start Provided information

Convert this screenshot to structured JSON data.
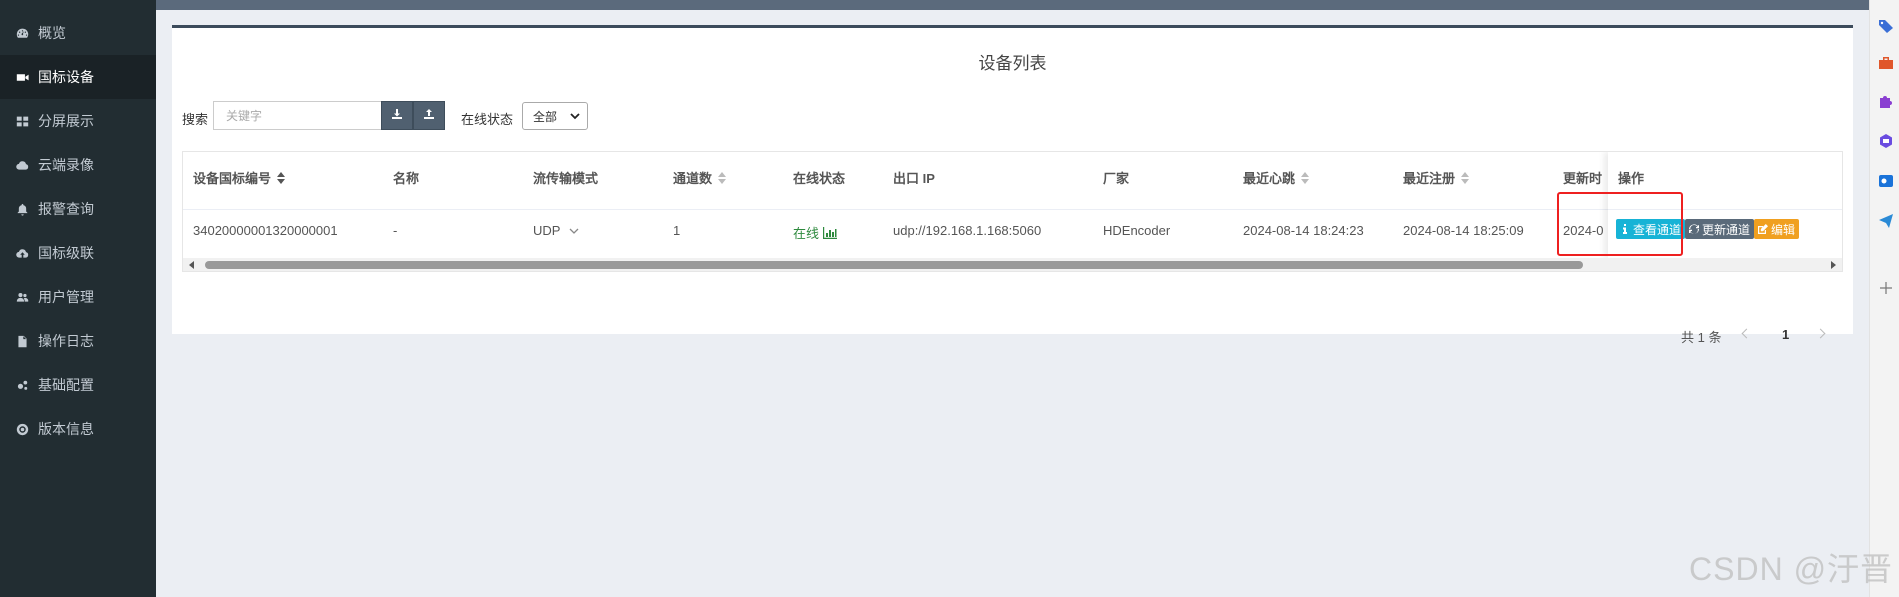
{
  "sidebar": {
    "items": [
      {
        "label": "概览",
        "icon": "dashboard-icon"
      },
      {
        "label": "国标设备",
        "icon": "video-camera-icon",
        "active": true
      },
      {
        "label": "分屏展示",
        "icon": "grid-icon"
      },
      {
        "label": "云端录像",
        "icon": "cloud-icon"
      },
      {
        "label": "报警查询",
        "icon": "bell-icon"
      },
      {
        "label": "国标级联",
        "icon": "cloud-upload-icon"
      },
      {
        "label": "用户管理",
        "icon": "users-icon"
      },
      {
        "label": "操作日志",
        "icon": "file-icon"
      },
      {
        "label": "基础配置",
        "icon": "gears-icon"
      },
      {
        "label": "版本信息",
        "icon": "lifebuoy-icon"
      }
    ]
  },
  "panel": {
    "title": "设备列表"
  },
  "toolbar": {
    "search_label": "搜索",
    "search_placeholder": "关键字",
    "search_value": "",
    "download_icon": "download-icon",
    "upload_icon": "upload-icon",
    "status_label": "在线状态",
    "status_selected": "全部"
  },
  "table": {
    "columns": [
      "设备国标编号",
      "名称",
      "流传输模式",
      "通道数",
      "在线状态",
      "出口 IP",
      "厂家",
      "最近心跳",
      "最近注册",
      "更新时",
      "操作"
    ],
    "rows": [
      {
        "device_id": "34020000001320000001",
        "name": "-",
        "stream_mode": "UDP",
        "channels": "1",
        "online_status": "在线",
        "ip": "udp://192.168.1.168:5060",
        "manufacturer": "HDEncoder",
        "last_keepalive": "2024-08-14 18:24:23",
        "last_register": "2024-08-14 18:25:09",
        "update_time": "2024-0"
      }
    ],
    "actions": {
      "view_channels": "查看通道",
      "refresh_channels": "更新通道",
      "edit": "编辑"
    },
    "colors": {
      "view_channels": "#17b3d6",
      "refresh_channels": "#5a6a7a",
      "edit": "#f0a020",
      "online": "#2e8a3e",
      "highlight": "#ee2020"
    }
  },
  "pagination": {
    "total": "共 1 条",
    "current_page": "1"
  },
  "watermark": "CSDN @汙晋"
}
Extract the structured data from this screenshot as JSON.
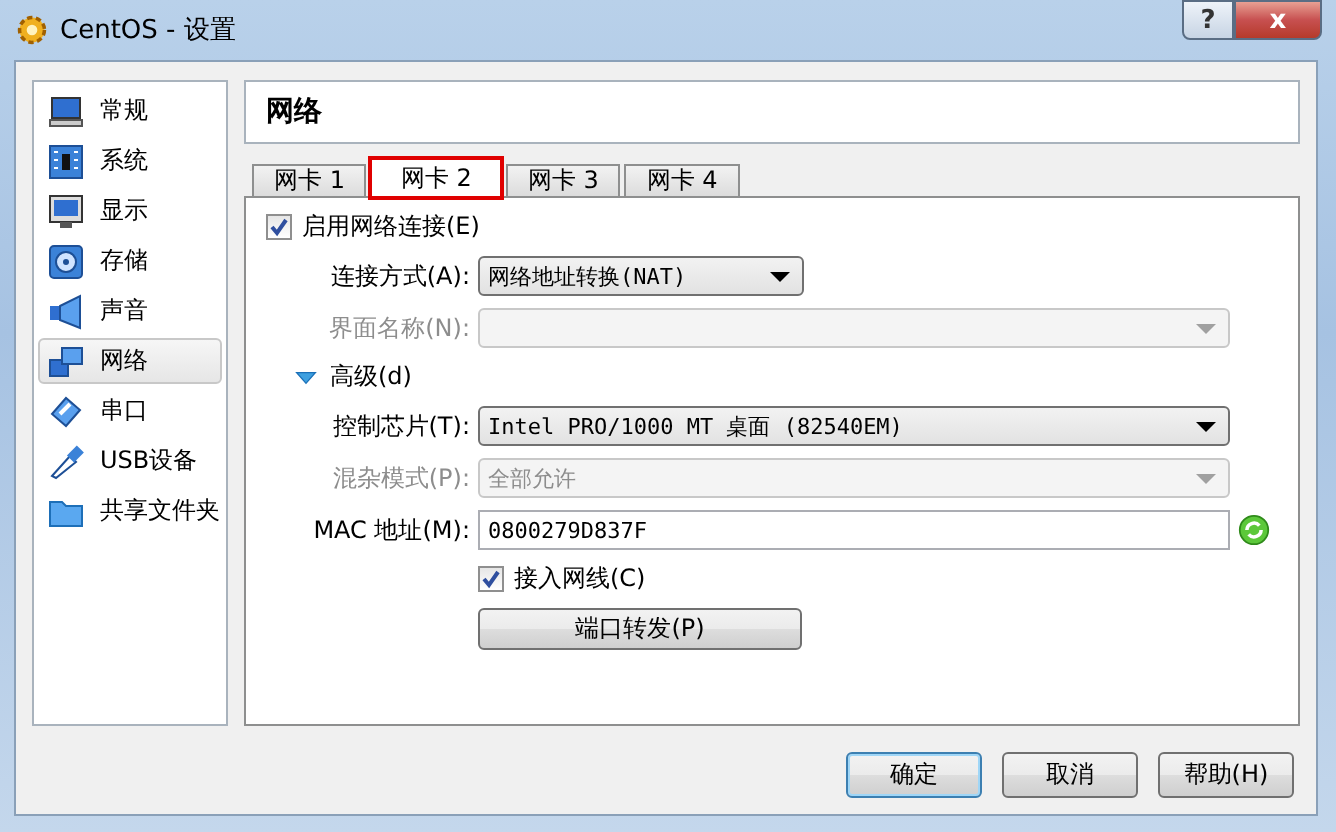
{
  "window": {
    "title": "CentOS - 设置",
    "controls": [
      "?",
      "x"
    ]
  },
  "sidebar": {
    "items": [
      {
        "label": "常规",
        "selected": false
      },
      {
        "label": "系统",
        "selected": false
      },
      {
        "label": "显示",
        "selected": false
      },
      {
        "label": "存储",
        "selected": false
      },
      {
        "label": "声音",
        "selected": false
      },
      {
        "label": "网络",
        "selected": true
      },
      {
        "label": "串口",
        "selected": false
      },
      {
        "label": "USB设备",
        "selected": false
      },
      {
        "label": "共享文件夹",
        "selected": false
      }
    ]
  },
  "section_title": "网络",
  "tabs": [
    {
      "label": "网卡 1",
      "selected": false,
      "highlighted": false
    },
    {
      "label": "网卡 2",
      "selected": true,
      "highlighted": true
    },
    {
      "label": "网卡 3",
      "selected": false,
      "highlighted": false
    },
    {
      "label": "网卡 4",
      "selected": false,
      "highlighted": false
    }
  ],
  "rows": [
    {
      "kind": "checkbox",
      "label": "启用网络连接(E)",
      "checked": true
    },
    {
      "kind": "combo",
      "label": "连接方式(A):",
      "value": "网络地址转换(NAT)",
      "disabled": false
    },
    {
      "kind": "combo",
      "label": "界面名称(N):",
      "disabled": true
    },
    {
      "kind": "expander",
      "label": "高级(d)",
      "expanded": true
    },
    {
      "kind": "combo",
      "label": "控制芯片(T):",
      "value": "Intel PRO/1000 MT 桌面 (82540EM)",
      "disabled": false
    },
    {
      "kind": "combo",
      "label": "混杂模式(P):",
      "value": "全部允许",
      "disabled": true
    },
    {
      "kind": "text",
      "label": "MAC 地址(M):",
      "value": "0800279D837F"
    },
    {
      "kind": "checkbox",
      "label": "接入网线(C)",
      "checked": true
    },
    {
      "kind": "button",
      "label": "端口转发(P)"
    }
  ],
  "buttons": [
    {
      "label": "确定",
      "default": true
    },
    {
      "label": "取消",
      "default": false
    },
    {
      "label": "帮助(H)",
      "default": false
    }
  ]
}
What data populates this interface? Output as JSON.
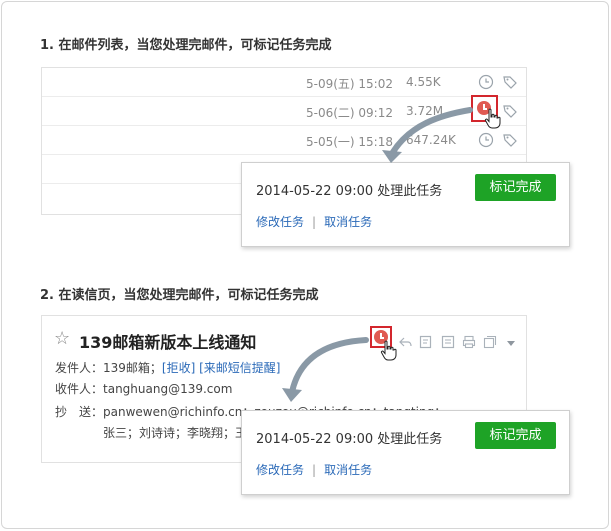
{
  "section1": {
    "heading": "1. 在邮件列表，当您处理完邮件，可标记任务完成",
    "rows": [
      {
        "date": "5-09(五) 15:02",
        "size": "4.55K"
      },
      {
        "date": "5-06(二) 09:12",
        "size": "3.72M"
      },
      {
        "date": "5-05(一) 15:18",
        "size": "647.24K"
      }
    ],
    "popup": {
      "text": "2014-05-22 09:00 处理此任务",
      "button": "标记完成",
      "link_edit": "修改任务",
      "link_sep": "|",
      "link_cancel": "取消任务"
    }
  },
  "section2": {
    "heading": "2. 在读信页，当您处理完邮件，可标记任务完成",
    "star": "☆",
    "subject": "139邮箱新版本上线通知",
    "sender_label": "发件人：",
    "sender_name": "139邮箱；",
    "reject_link": "[拒收]",
    "sms_link": "[来邮短信提醒]",
    "recipient_label": "收件人：",
    "recipient": "tanghuang@139.com",
    "cc_label": "抄　送：",
    "cc_line1": "panwewen@richinfo.cn；zouzou@richinfo.cn；tangting；",
    "cc_line2": "张三；刘诗诗；李晓翔；王",
    "popup": {
      "text": "2014-05-22 09:00 处理此任务",
      "button": "标记完成",
      "link_edit": "修改任务",
      "link_sep": "|",
      "link_cancel": "取消任务"
    }
  },
  "colors": {
    "accent_green": "#1ea326",
    "highlight_red": "#d3262d",
    "link_blue": "#2b6ab8",
    "arrow_gray": "#8a99a6"
  },
  "icons": [
    "clock-icon",
    "tag-icon",
    "hand-cursor-icon",
    "reply-icon",
    "edit-icon",
    "print-icon",
    "window-icon",
    "chevron-down-icon",
    "star-icon"
  ]
}
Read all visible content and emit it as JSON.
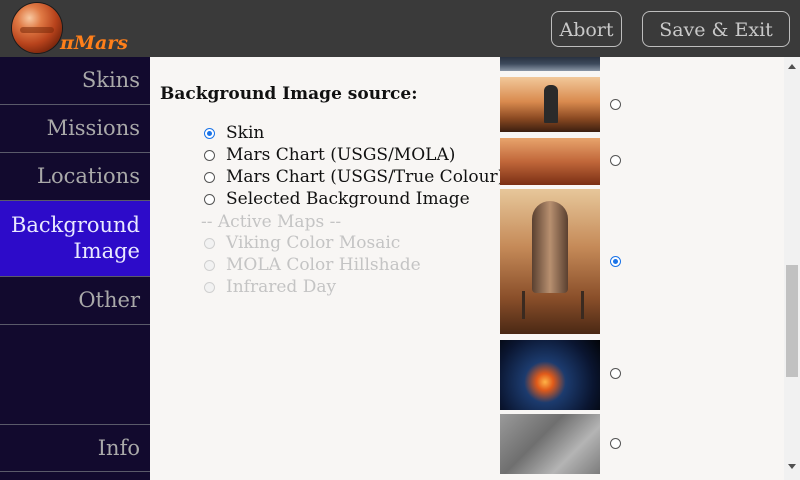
{
  "app": {
    "logo_text": "πMars",
    "abort_label": "Abort",
    "save_exit_label": "Save & Exit"
  },
  "sidebar": {
    "items": [
      {
        "label": "Skins",
        "active": false
      },
      {
        "label": "Missions",
        "active": false
      },
      {
        "label": "Locations",
        "active": false
      },
      {
        "label_line1": "Background",
        "label_line2": "Image",
        "active": true
      },
      {
        "label": "Other",
        "active": false
      }
    ],
    "info_label": "Info"
  },
  "main": {
    "section_title": "Background Image source:",
    "options": [
      {
        "label": "Skin",
        "checked": true,
        "disabled": false
      },
      {
        "label": "Mars Chart (USGS/MOLA)",
        "checked": false,
        "disabled": false
      },
      {
        "label": "Mars Chart (USGS/True Colour)",
        "checked": false,
        "disabled": false
      },
      {
        "label": "Selected Background Image",
        "checked": false,
        "disabled": false
      }
    ],
    "active_maps_label": "-- Active Maps --",
    "active_maps": [
      {
        "label": "Viking Color Mosaic",
        "disabled": true
      },
      {
        "label": "MOLA Color Hillshade",
        "disabled": true
      },
      {
        "label": "Infrared Day",
        "disabled": true
      }
    ],
    "thumbnails": [
      {
        "subject": "moon-surface",
        "checked": false
      },
      {
        "subject": "rocket-on-mars",
        "checked": false
      },
      {
        "subject": "astronaut-on-mars",
        "checked": false
      },
      {
        "subject": "mars-lander",
        "checked": true
      },
      {
        "subject": "asteroid-impact",
        "checked": false
      },
      {
        "subject": "grey-crater-terrain",
        "checked": false
      }
    ]
  },
  "colors": {
    "sidebar_bg": "#120a2e",
    "sidebar_active": "#2d0bc9",
    "header_bg": "#3a3a3a",
    "logo_accent": "#ff7f1a",
    "radio_checked": "#1a73e8"
  }
}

end Provided information

### Task directions
Look back over the material above and state how many lines hold the word "data". Write the number and nothing else.

### Right answer
3